WHAT IS REQUIRED: Leave the pictures out, and retype all of the material exactly as written.

DATA FOR THIS TASK:
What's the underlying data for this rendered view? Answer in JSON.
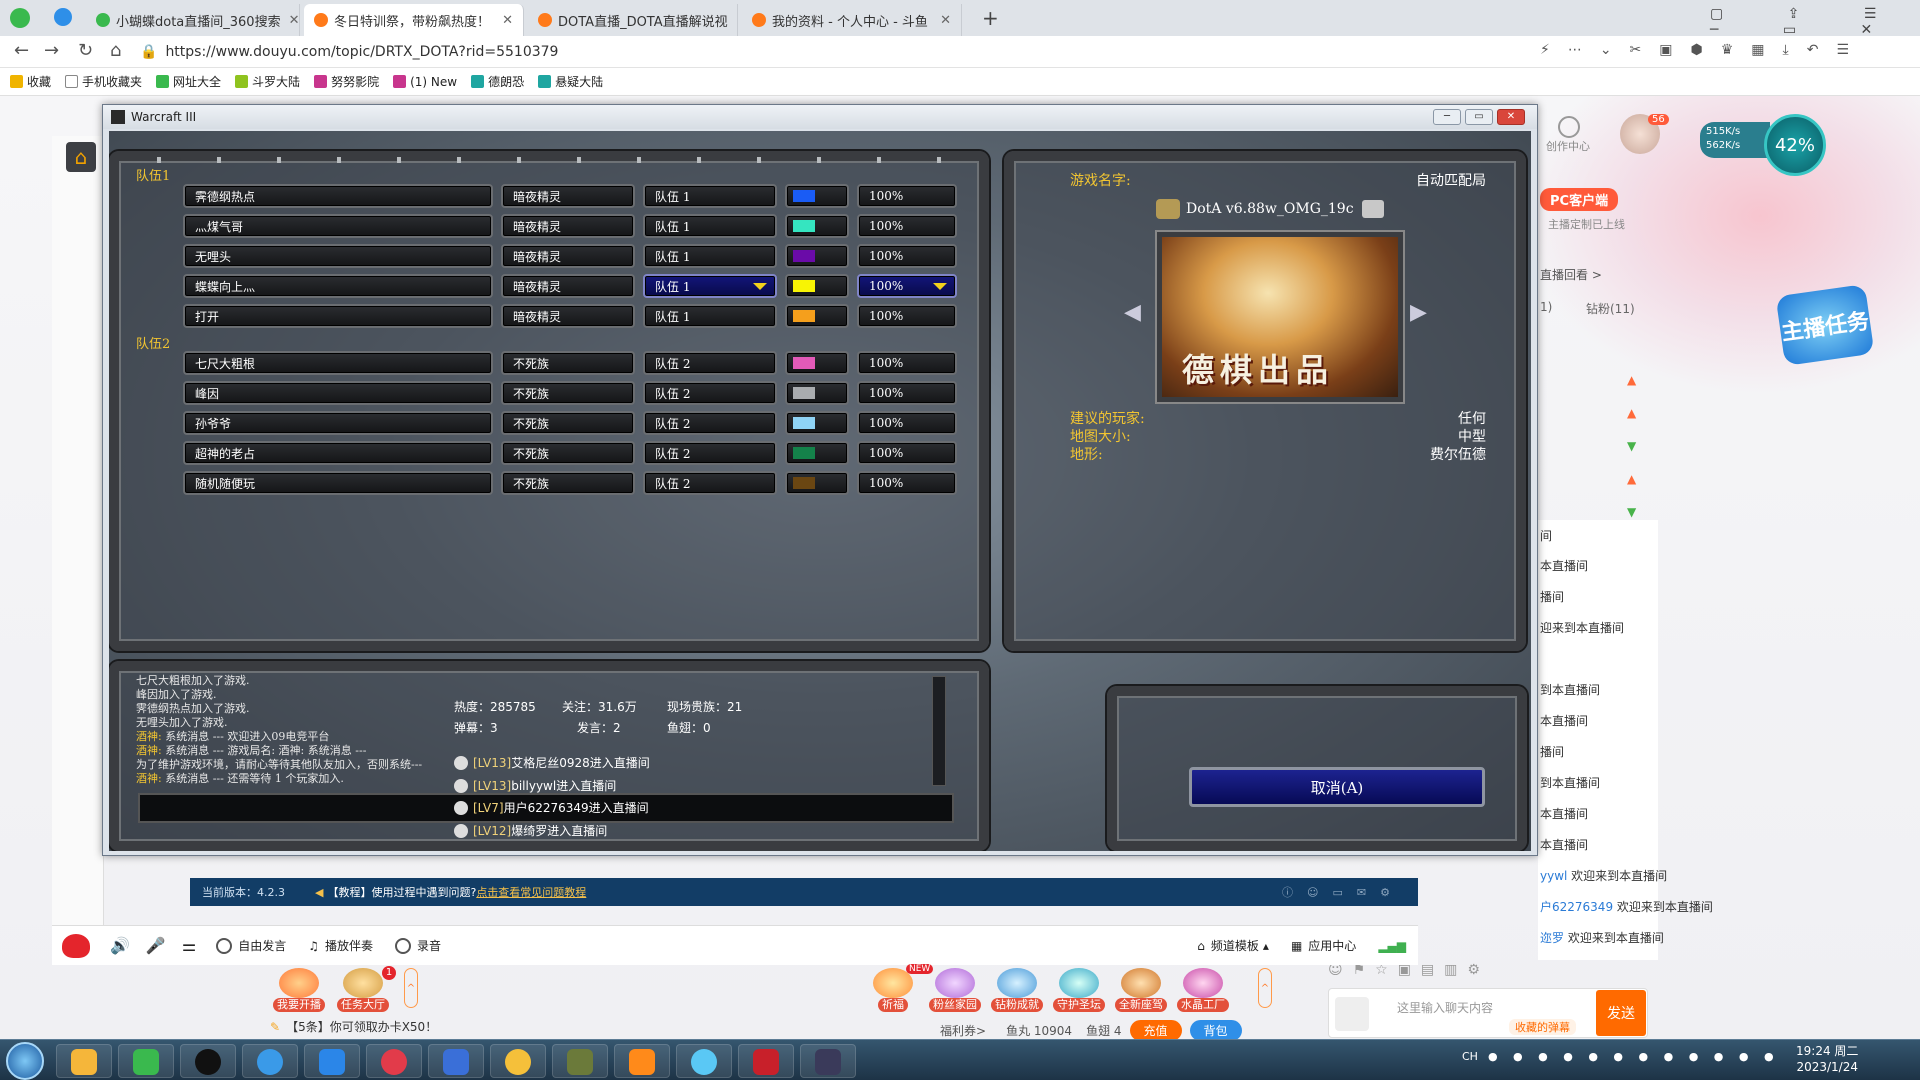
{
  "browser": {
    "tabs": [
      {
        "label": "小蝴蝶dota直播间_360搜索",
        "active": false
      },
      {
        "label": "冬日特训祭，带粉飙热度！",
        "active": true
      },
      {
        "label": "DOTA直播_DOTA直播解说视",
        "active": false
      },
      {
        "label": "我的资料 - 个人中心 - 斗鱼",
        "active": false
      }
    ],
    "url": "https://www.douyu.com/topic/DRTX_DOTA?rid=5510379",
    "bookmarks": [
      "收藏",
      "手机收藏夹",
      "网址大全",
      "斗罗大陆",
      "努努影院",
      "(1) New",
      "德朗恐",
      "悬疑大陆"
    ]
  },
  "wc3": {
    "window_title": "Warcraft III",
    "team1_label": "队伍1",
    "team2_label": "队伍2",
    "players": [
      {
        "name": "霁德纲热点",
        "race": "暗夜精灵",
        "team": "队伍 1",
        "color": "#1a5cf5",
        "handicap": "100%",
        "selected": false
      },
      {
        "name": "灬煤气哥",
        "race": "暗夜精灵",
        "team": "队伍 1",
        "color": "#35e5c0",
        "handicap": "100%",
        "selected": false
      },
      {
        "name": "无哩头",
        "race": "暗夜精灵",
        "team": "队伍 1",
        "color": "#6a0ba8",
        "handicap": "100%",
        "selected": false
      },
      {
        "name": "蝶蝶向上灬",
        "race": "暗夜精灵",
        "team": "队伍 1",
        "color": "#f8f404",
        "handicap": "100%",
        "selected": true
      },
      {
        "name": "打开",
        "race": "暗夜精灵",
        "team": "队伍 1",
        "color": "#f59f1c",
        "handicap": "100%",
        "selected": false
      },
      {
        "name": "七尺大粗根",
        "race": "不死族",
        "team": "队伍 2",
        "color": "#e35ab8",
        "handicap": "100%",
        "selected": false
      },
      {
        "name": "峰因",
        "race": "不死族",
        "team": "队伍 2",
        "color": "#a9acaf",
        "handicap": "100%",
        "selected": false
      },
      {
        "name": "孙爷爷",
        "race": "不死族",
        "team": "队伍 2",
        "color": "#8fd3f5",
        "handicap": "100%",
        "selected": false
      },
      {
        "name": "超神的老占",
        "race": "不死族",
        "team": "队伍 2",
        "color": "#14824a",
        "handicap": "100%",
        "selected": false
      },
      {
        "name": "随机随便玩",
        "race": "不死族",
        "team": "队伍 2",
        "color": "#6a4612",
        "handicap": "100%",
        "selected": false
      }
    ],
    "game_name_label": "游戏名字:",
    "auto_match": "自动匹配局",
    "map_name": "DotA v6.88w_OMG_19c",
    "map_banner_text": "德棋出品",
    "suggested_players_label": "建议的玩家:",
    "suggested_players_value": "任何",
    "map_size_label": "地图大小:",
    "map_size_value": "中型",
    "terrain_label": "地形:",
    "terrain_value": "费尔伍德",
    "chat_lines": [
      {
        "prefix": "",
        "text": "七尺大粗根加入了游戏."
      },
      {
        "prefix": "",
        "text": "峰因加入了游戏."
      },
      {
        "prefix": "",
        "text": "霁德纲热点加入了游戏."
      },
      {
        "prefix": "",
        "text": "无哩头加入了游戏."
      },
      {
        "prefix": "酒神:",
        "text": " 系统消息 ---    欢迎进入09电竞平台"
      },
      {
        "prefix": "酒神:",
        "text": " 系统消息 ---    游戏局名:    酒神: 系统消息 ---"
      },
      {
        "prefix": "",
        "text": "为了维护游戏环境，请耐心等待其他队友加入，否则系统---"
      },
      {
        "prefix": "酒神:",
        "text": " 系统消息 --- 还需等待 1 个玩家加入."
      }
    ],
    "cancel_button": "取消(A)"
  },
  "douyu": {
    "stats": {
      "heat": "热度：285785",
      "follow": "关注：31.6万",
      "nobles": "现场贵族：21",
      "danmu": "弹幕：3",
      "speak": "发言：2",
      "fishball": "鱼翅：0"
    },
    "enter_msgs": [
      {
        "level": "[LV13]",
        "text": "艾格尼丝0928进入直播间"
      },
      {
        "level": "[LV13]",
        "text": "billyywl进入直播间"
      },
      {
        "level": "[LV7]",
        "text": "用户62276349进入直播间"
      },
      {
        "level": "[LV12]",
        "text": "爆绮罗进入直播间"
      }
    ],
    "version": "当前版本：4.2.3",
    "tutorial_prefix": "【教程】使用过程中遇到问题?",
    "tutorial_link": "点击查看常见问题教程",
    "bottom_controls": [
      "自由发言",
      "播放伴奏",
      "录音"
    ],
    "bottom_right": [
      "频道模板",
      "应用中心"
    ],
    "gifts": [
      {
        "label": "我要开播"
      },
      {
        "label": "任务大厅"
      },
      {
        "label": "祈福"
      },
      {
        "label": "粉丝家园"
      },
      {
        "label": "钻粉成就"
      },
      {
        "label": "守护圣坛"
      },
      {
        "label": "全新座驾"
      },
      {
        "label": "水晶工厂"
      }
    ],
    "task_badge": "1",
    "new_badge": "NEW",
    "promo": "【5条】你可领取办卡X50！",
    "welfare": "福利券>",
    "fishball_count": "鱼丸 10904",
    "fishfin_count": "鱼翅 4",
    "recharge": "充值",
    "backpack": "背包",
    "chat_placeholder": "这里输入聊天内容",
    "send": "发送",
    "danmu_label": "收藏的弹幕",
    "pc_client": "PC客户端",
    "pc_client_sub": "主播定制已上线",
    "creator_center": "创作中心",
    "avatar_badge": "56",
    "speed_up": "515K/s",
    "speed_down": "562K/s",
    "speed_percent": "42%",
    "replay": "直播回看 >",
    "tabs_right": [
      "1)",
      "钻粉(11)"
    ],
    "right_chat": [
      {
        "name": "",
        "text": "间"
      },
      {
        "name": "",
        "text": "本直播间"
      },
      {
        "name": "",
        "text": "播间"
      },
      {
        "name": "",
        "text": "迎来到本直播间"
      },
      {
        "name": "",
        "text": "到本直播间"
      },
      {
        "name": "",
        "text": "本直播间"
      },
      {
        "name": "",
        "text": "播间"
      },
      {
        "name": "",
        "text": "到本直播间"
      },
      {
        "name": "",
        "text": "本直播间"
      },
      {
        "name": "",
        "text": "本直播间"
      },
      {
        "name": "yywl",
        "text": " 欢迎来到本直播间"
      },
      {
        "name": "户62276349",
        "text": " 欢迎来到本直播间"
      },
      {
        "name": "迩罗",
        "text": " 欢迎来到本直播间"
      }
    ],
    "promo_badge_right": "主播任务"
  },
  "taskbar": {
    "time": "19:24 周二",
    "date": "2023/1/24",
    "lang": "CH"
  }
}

THE SOLUTION:
What's the underlying data for this rendered view? Answer in JSON.
{
  "browser": {
    "tabs": [
      {
        "label": "小蝴蝶dota直播间_360搜索",
        "active": false
      },
      {
        "label": "冬日特训祭，带粉飙热度！",
        "active": true
      },
      {
        "label": "DOTA直播_DOTA直播解说视",
        "active": false
      },
      {
        "label": "我的资料 - 个人中心 - 斗鱼",
        "active": false
      }
    ],
    "url": "https://www.douyu.com/topic/DRTX_DOTA?rid=5510379",
    "bookmarks": [
      "收藏",
      "手机收藏夹",
      "网址大全",
      "斗罗大陆",
      "努努影院",
      "(1) New",
      "德朗恐",
      "悬疑大陆"
    ]
  },
  "wc3": {
    "window_title": "Warcraft III",
    "team1_label": "队伍1",
    "team2_label": "队伍2",
    "players": [
      {
        "name": "霁德纲热点",
        "race": "暗夜精灵",
        "team": "队伍 1",
        "color": "#1a5cf5",
        "handicap": "100%",
        "selected": false
      },
      {
        "name": "灬煤气哥",
        "race": "暗夜精灵",
        "team": "队伍 1",
        "color": "#35e5c0",
        "handicap": "100%",
        "selected": false
      },
      {
        "name": "无哩头",
        "race": "暗夜精灵",
        "team": "队伍 1",
        "color": "#6a0ba8",
        "handicap": "100%",
        "selected": false
      },
      {
        "name": "蝶蝶向上灬",
        "race": "暗夜精灵",
        "team": "队伍 1",
        "color": "#f8f404",
        "handicap": "100%",
        "selected": true
      },
      {
        "name": "打开",
        "race": "暗夜精灵",
        "team": "队伍 1",
        "color": "#f59f1c",
        "handicap": "100%",
        "selected": false
      },
      {
        "name": "七尺大粗根",
        "race": "不死族",
        "team": "队伍 2",
        "color": "#e35ab8",
        "handicap": "100%",
        "selected": false
      },
      {
        "name": "峰因",
        "race": "不死族",
        "team": "队伍 2",
        "color": "#a9acaf",
        "handicap": "100%",
        "selected": false
      },
      {
        "name": "孙爷爷",
        "race": "不死族",
        "team": "队伍 2",
        "color": "#8fd3f5",
        "handicap": "100%",
        "selected": false
      },
      {
        "name": "超神的老占",
        "race": "不死族",
        "team": "队伍 2",
        "color": "#14824a",
        "handicap": "100%",
        "selected": false
      },
      {
        "name": "随机随便玩",
        "race": "不死族",
        "team": "队伍 2",
        "color": "#6a4612",
        "handicap": "100%",
        "selected": false
      }
    ],
    "game_name_label": "游戏名字:",
    "auto_match": "自动匹配局",
    "map_name": "DotA v6.88w_OMG_19c",
    "map_banner_text": "德棋出品",
    "suggested_players_label": "建议的玩家:",
    "suggested_players_value": "任何",
    "map_size_label": "地图大小:",
    "map_size_value": "中型",
    "terrain_label": "地形:",
    "terrain_value": "费尔伍德",
    "chat_lines": [
      {
        "prefix": "",
        "text": "七尺大粗根加入了游戏."
      },
      {
        "prefix": "",
        "text": "峰因加入了游戏."
      },
      {
        "prefix": "",
        "text": "霁德纲热点加入了游戏."
      },
      {
        "prefix": "",
        "text": "无哩头加入了游戏."
      },
      {
        "prefix": "酒神:",
        "text": " 系统消息 ---    欢迎进入09电竞平台"
      },
      {
        "prefix": "酒神:",
        "text": " 系统消息 ---    游戏局名:    酒神: 系统消息 ---"
      },
      {
        "prefix": "",
        "text": "为了维护游戏环境，请耐心等待其他队友加入，否则系统---"
      },
      {
        "prefix": "酒神:",
        "text": " 系统消息 --- 还需等待 1 个玩家加入."
      }
    ],
    "cancel_button": "取消(A)"
  },
  "douyu": {
    "stats": {
      "heat": "热度：285785",
      "follow": "关注：31.6万",
      "nobles": "现场贵族：21",
      "danmu": "弹幕：3",
      "speak": "发言：2",
      "fishball": "鱼翅：0"
    },
    "enter_msgs": [
      {
        "level": "[LV13]",
        "text": "艾格尼丝0928进入直播间"
      },
      {
        "level": "[LV13]",
        "text": "billyywl进入直播间"
      },
      {
        "level": "[LV7]",
        "text": "用户62276349进入直播间"
      },
      {
        "level": "[LV12]",
        "text": "爆绮罗进入直播间"
      }
    ],
    "version": "当前版本：4.2.3",
    "tutorial_prefix": "【教程】使用过程中遇到问题?",
    "tutorial_link": "点击查看常见问题教程",
    "bottom_controls": [
      "自由发言",
      "播放伴奏",
      "录音"
    ],
    "bottom_right": [
      "频道模板",
      "应用中心"
    ],
    "gifts": [
      {
        "label": "我要开播"
      },
      {
        "label": "任务大厅"
      },
      {
        "label": "祈福"
      },
      {
        "label": "粉丝家园"
      },
      {
        "label": "钻粉成就"
      },
      {
        "label": "守护圣坛"
      },
      {
        "label": "全新座驾"
      },
      {
        "label": "水晶工厂"
      }
    ],
    "task_badge": "1",
    "new_badge": "NEW",
    "promo": "【5条】你可领取办卡X50！",
    "welfare": "福利券>",
    "fishball_count": "鱼丸 10904",
    "fishfin_count": "鱼翅 4",
    "recharge": "充值",
    "backpack": "背包",
    "chat_placeholder": "这里输入聊天内容",
    "send": "发送",
    "danmu_label": "收藏的弹幕",
    "pc_client": "PC客户端",
    "pc_client_sub": "主播定制已上线",
    "creator_center": "创作中心",
    "avatar_badge": "56",
    "speed_up": "515K/s",
    "speed_down": "562K/s",
    "speed_percent": "42%",
    "replay": "直播回看 >",
    "tabs_right": [
      "1)",
      "钻粉(11)"
    ],
    "right_chat": [
      {
        "name": "",
        "text": "间"
      },
      {
        "name": "",
        "text": "本直播间"
      },
      {
        "name": "",
        "text": "播间"
      },
      {
        "name": "",
        "text": "迎来到本直播间"
      },
      {
        "name": "",
        "text": "到本直播间"
      },
      {
        "name": "",
        "text": "本直播间"
      },
      {
        "name": "",
        "text": "播间"
      },
      {
        "name": "",
        "text": "到本直播间"
      },
      {
        "name": "",
        "text": "本直播间"
      },
      {
        "name": "",
        "text": "本直播间"
      },
      {
        "name": "yywl",
        "text": " 欢迎来到本直播间"
      },
      {
        "name": "户62276349",
        "text": " 欢迎来到本直播间"
      },
      {
        "name": "迩罗",
        "text": " 欢迎来到本直播间"
      }
    ],
    "promo_badge_right": "主播任务"
  },
  "taskbar": {
    "time": "19:24 周二",
    "date": "2023/1/24",
    "lang": "CH"
  }
}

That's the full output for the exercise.